→ GOAL
Collect every line that includes the string "image".

═══ EXERCISE DATA ═══

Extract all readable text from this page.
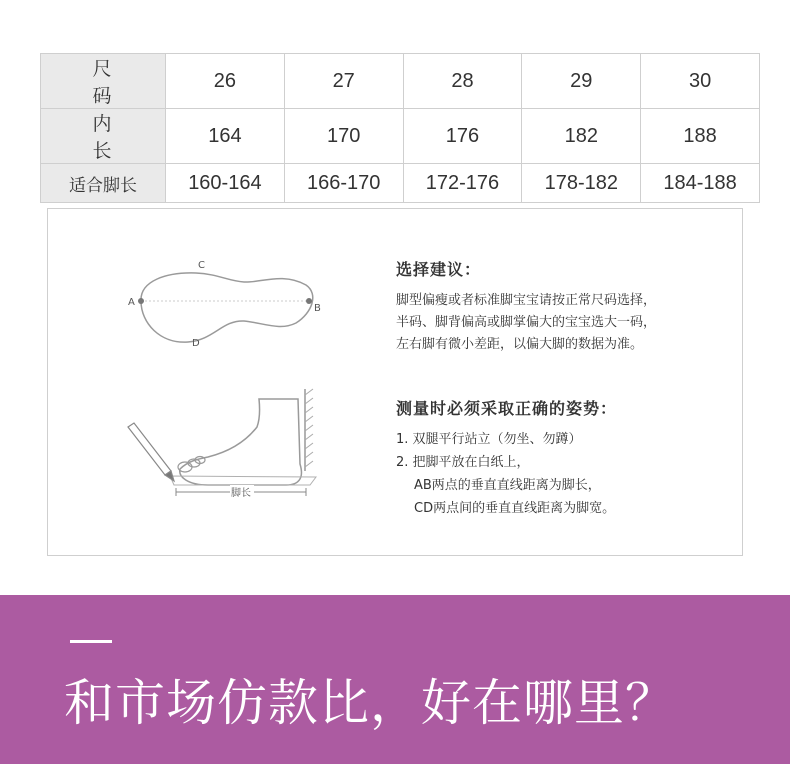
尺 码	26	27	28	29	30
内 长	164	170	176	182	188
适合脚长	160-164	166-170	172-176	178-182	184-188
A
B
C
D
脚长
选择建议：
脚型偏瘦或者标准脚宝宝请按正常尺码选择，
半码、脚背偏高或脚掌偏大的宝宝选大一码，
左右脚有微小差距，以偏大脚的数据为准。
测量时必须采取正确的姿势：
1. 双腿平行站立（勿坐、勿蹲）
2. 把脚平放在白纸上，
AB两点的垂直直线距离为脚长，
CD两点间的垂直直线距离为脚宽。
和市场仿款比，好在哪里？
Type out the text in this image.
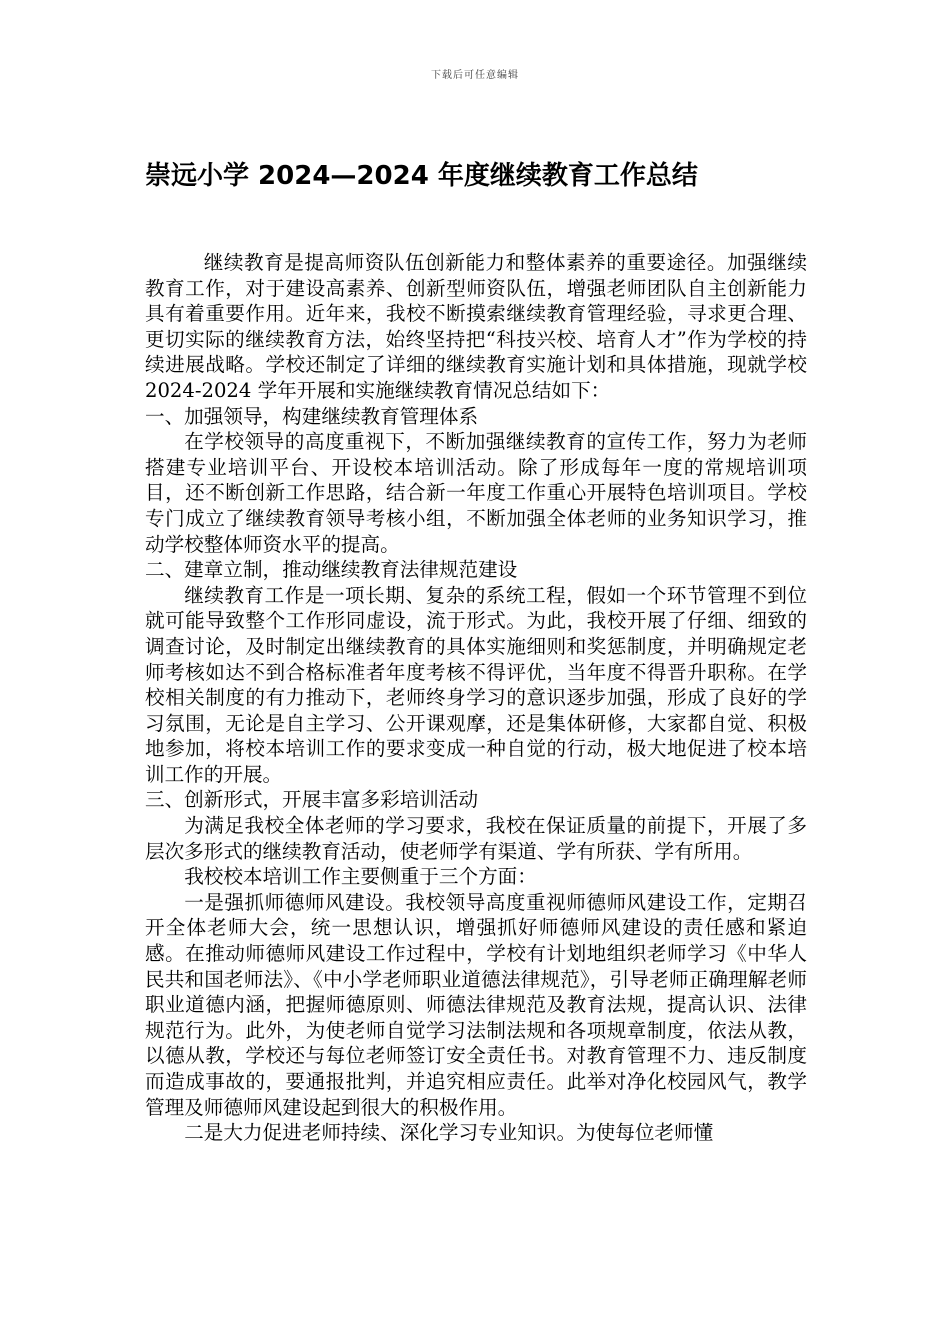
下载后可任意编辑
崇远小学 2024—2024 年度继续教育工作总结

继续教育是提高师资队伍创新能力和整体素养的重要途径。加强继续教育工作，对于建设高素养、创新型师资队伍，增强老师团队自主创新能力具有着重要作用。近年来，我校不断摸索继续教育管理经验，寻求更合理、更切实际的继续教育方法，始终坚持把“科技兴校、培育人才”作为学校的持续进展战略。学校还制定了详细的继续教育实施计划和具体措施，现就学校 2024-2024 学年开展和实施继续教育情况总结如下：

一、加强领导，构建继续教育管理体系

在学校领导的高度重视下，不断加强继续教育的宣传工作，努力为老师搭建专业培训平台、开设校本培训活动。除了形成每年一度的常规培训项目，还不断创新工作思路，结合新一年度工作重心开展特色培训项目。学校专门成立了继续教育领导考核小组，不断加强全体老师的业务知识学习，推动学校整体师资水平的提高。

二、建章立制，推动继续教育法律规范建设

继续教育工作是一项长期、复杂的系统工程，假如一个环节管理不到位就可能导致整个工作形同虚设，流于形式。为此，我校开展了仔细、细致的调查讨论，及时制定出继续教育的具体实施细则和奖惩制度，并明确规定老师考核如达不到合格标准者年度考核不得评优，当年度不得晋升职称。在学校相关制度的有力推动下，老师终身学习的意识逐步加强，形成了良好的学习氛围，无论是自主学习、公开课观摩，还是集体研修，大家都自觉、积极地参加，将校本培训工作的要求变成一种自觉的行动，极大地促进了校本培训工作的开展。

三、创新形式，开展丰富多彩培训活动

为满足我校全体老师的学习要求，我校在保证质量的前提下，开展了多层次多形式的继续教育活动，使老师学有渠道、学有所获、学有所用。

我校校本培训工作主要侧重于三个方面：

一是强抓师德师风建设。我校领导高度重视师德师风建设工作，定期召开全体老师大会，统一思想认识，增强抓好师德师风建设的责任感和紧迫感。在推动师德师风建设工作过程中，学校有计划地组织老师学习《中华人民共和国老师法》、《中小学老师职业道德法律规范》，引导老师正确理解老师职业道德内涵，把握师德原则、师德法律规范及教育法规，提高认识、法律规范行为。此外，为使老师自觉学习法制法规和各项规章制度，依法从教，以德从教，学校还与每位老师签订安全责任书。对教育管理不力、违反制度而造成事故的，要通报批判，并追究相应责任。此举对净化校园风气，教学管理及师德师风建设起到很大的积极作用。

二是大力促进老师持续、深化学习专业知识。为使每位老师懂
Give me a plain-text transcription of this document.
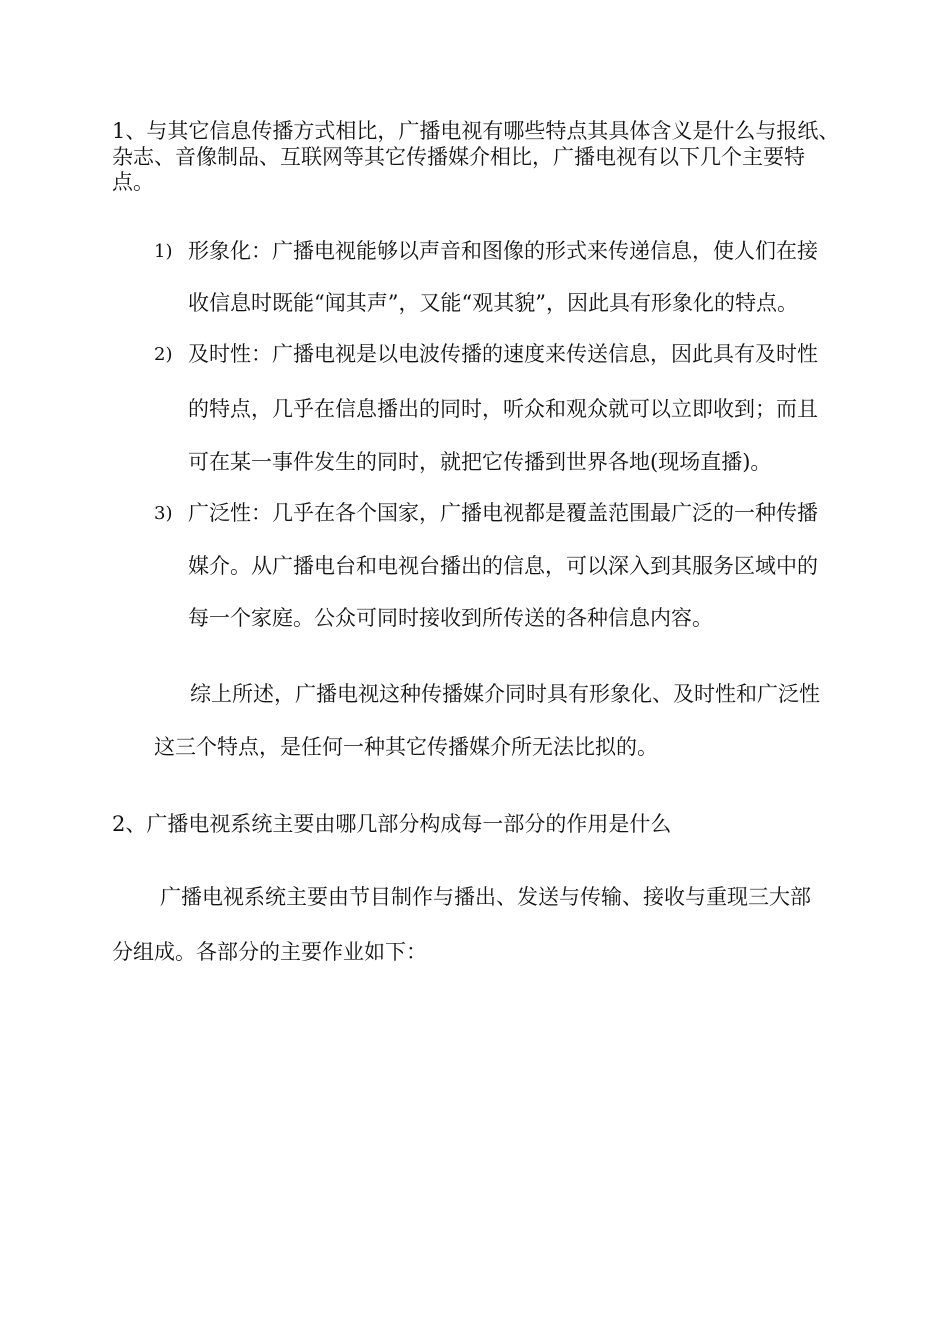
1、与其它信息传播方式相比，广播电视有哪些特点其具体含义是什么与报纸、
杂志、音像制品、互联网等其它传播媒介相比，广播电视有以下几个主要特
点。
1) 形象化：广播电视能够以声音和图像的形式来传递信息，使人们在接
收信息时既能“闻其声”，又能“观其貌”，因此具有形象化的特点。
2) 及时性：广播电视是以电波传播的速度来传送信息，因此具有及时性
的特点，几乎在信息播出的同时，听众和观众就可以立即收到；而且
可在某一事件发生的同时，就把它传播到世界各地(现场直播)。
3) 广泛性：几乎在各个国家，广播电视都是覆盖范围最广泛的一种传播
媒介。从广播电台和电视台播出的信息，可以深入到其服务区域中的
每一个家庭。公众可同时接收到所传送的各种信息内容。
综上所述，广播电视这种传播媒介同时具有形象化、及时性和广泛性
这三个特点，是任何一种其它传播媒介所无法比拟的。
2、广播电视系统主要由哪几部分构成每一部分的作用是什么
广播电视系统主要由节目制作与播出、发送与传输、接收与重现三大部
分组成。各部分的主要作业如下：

═══
═══ EXERCISE DATA ═══

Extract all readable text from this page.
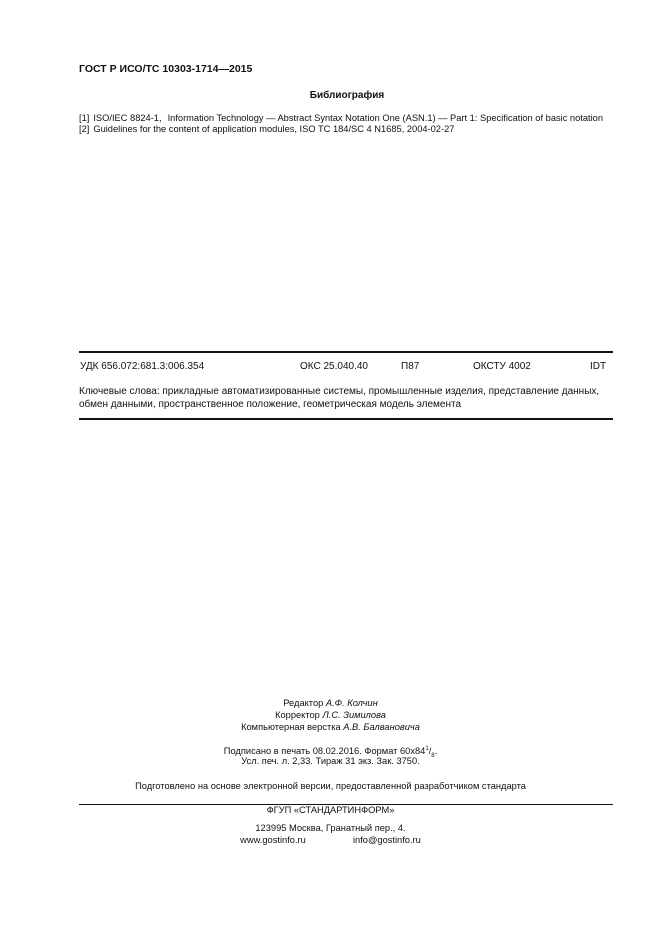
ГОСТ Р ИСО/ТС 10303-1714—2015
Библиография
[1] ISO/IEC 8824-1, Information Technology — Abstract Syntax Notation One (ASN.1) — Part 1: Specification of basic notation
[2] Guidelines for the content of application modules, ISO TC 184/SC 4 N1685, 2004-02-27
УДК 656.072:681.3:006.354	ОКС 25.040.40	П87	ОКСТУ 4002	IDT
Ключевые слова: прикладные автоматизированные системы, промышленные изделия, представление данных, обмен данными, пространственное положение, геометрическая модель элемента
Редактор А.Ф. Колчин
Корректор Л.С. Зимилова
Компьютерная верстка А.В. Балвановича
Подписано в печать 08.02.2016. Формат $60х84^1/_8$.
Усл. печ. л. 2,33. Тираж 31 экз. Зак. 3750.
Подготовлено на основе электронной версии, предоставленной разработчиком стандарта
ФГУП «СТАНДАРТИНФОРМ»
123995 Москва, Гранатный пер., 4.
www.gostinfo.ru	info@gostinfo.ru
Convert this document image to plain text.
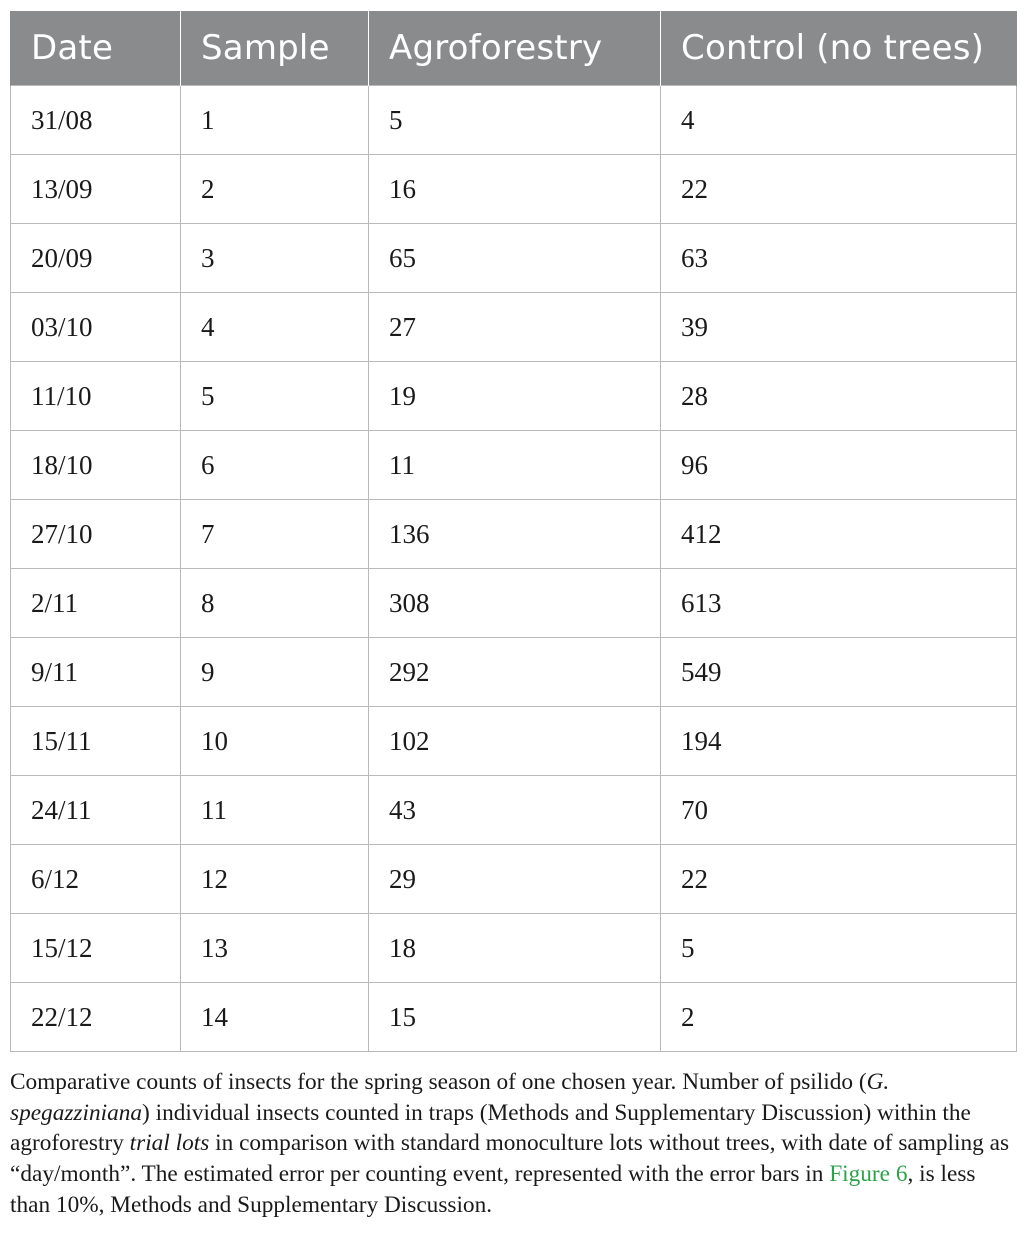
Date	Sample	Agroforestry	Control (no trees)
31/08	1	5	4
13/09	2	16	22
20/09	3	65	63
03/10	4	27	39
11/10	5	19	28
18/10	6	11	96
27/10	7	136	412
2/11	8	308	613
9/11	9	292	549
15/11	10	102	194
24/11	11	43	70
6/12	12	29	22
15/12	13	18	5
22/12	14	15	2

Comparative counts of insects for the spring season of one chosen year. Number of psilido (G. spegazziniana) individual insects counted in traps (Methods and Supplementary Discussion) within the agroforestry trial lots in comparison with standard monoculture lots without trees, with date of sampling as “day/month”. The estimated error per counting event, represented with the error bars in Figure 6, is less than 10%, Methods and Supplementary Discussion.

═══
═══ EXERCISE DATA ═══

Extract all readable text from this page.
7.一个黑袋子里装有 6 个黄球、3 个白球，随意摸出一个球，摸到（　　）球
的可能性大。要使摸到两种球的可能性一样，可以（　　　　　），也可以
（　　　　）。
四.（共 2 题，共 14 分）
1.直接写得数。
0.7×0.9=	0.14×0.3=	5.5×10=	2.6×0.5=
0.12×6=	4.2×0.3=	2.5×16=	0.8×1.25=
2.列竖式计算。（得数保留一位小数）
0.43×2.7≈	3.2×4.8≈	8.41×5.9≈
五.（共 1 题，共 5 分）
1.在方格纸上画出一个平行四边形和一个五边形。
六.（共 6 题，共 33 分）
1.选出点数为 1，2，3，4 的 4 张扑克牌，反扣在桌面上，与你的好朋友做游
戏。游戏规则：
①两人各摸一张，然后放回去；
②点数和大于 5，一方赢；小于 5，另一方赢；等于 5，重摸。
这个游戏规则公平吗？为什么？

═══

→ CORRECT OUTPUT
Type out the text in this image.
Convert this document image to plain text.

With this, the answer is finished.